*Prompt:* Only the pictures are to be left out; set down the rest of the records exactly.
## start Provided data
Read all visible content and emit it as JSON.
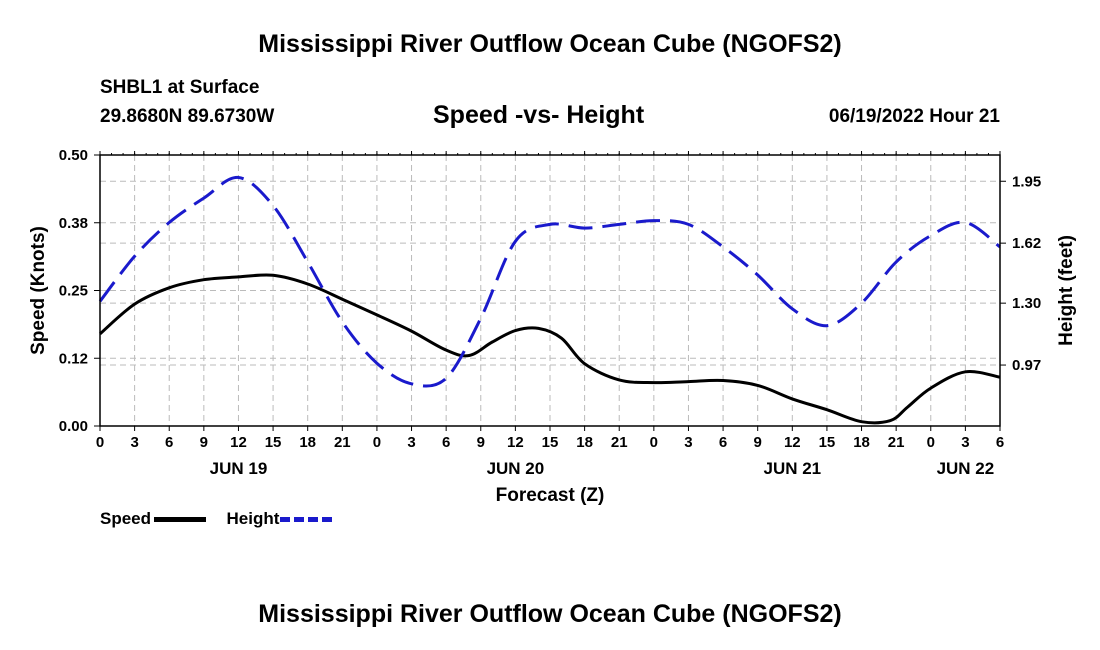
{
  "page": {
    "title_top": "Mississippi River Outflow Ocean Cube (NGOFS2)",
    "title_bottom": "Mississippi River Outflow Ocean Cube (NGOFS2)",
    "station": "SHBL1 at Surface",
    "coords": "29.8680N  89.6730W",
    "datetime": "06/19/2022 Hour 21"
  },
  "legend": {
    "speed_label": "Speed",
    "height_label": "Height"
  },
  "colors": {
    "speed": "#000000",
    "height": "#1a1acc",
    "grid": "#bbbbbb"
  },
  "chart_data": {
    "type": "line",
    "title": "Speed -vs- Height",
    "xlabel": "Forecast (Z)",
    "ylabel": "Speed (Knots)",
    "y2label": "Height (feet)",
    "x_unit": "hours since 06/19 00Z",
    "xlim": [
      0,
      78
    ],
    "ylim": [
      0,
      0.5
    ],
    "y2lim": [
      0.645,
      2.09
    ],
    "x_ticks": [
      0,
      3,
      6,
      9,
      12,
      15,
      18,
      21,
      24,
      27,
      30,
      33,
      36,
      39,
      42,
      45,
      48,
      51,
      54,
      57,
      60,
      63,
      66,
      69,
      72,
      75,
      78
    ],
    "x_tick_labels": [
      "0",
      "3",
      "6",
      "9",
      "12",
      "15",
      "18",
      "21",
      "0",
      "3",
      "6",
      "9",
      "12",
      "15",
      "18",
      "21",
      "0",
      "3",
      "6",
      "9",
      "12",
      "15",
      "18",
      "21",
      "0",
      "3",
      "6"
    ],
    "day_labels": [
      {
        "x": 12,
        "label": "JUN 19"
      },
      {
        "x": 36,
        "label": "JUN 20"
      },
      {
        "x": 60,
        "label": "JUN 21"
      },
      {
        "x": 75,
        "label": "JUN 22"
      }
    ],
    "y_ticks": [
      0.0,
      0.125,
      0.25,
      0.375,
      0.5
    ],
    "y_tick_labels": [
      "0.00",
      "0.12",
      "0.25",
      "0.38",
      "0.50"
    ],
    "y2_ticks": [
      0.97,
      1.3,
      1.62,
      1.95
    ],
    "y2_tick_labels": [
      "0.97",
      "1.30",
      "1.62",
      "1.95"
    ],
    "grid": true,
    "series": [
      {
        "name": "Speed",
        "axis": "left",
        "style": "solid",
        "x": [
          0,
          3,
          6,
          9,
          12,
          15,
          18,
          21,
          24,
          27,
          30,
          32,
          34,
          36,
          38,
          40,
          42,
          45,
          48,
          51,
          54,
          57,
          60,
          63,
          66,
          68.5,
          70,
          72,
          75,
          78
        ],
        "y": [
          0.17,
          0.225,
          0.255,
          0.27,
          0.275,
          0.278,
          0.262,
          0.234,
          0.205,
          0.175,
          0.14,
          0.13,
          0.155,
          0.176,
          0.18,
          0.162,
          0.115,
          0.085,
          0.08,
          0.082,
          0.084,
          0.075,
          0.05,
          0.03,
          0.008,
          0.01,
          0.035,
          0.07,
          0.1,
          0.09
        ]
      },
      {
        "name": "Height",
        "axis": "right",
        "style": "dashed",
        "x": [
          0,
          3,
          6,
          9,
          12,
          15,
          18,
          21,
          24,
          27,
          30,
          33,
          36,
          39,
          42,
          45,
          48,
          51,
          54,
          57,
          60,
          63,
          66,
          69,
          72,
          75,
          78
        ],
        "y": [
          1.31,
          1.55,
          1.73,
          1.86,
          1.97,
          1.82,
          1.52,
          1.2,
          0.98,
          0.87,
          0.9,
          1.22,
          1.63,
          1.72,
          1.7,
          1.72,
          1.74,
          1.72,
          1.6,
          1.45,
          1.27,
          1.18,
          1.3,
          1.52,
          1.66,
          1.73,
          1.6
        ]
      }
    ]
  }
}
## end Provided data
*Output:*
Read all visible content and emit it as JSON.
{
  "page": {
    "title_top": "Mississippi River Outflow Ocean Cube (NGOFS2)",
    "title_bottom": "Mississippi River Outflow Ocean Cube (NGOFS2)",
    "station": "SHBL1 at Surface",
    "coords": "29.8680N  89.6730W",
    "datetime": "06/19/2022 Hour 21"
  },
  "legend": {
    "speed_label": "Speed",
    "height_label": "Height"
  },
  "colors": {
    "speed": "#000000",
    "height": "#1a1acc",
    "grid": "#bbbbbb"
  },
  "chart_data": {
    "type": "line",
    "title": "Speed -vs- Height",
    "xlabel": "Forecast (Z)",
    "ylabel": "Speed (Knots)",
    "y2label": "Height (feet)",
    "x_unit": "hours since 06/19 00Z",
    "xlim": [
      0,
      78
    ],
    "ylim": [
      0,
      0.5
    ],
    "y2lim": [
      0.645,
      2.09
    ],
    "x_ticks": [
      0,
      3,
      6,
      9,
      12,
      15,
      18,
      21,
      24,
      27,
      30,
      33,
      36,
      39,
      42,
      45,
      48,
      51,
      54,
      57,
      60,
      63,
      66,
      69,
      72,
      75,
      78
    ],
    "x_tick_labels": [
      "0",
      "3",
      "6",
      "9",
      "12",
      "15",
      "18",
      "21",
      "0",
      "3",
      "6",
      "9",
      "12",
      "15",
      "18",
      "21",
      "0",
      "3",
      "6",
      "9",
      "12",
      "15",
      "18",
      "21",
      "0",
      "3",
      "6"
    ],
    "day_labels": [
      {
        "x": 12,
        "label": "JUN 19"
      },
      {
        "x": 36,
        "label": "JUN 20"
      },
      {
        "x": 60,
        "label": "JUN 21"
      },
      {
        "x": 75,
        "label": "JUN 22"
      }
    ],
    "y_ticks": [
      0.0,
      0.125,
      0.25,
      0.375,
      0.5
    ],
    "y_tick_labels": [
      "0.00",
      "0.12",
      "0.25",
      "0.38",
      "0.50"
    ],
    "y2_ticks": [
      0.97,
      1.3,
      1.62,
      1.95
    ],
    "y2_tick_labels": [
      "0.97",
      "1.30",
      "1.62",
      "1.95"
    ],
    "grid": true,
    "series": [
      {
        "name": "Speed",
        "axis": "left",
        "style": "solid",
        "x": [
          0,
          3,
          6,
          9,
          12,
          15,
          18,
          21,
          24,
          27,
          30,
          32,
          34,
          36,
          38,
          40,
          42,
          45,
          48,
          51,
          54,
          57,
          60,
          63,
          66,
          68.5,
          70,
          72,
          75,
          78
        ],
        "y": [
          0.17,
          0.225,
          0.255,
          0.27,
          0.275,
          0.278,
          0.262,
          0.234,
          0.205,
          0.175,
          0.14,
          0.13,
          0.155,
          0.176,
          0.18,
          0.162,
          0.115,
          0.085,
          0.08,
          0.082,
          0.084,
          0.075,
          0.05,
          0.03,
          0.008,
          0.01,
          0.035,
          0.07,
          0.1,
          0.09
        ]
      },
      {
        "name": "Height",
        "axis": "right",
        "style": "dashed",
        "x": [
          0,
          3,
          6,
          9,
          12,
          15,
          18,
          21,
          24,
          27,
          30,
          33,
          36,
          39,
          42,
          45,
          48,
          51,
          54,
          57,
          60,
          63,
          66,
          69,
          72,
          75,
          78
        ],
        "y": [
          1.31,
          1.55,
          1.73,
          1.86,
          1.97,
          1.82,
          1.52,
          1.2,
          0.98,
          0.87,
          0.9,
          1.22,
          1.63,
          1.72,
          1.7,
          1.72,
          1.74,
          1.72,
          1.6,
          1.45,
          1.27,
          1.18,
          1.3,
          1.52,
          1.66,
          1.73,
          1.6
        ]
      }
    ]
  }
}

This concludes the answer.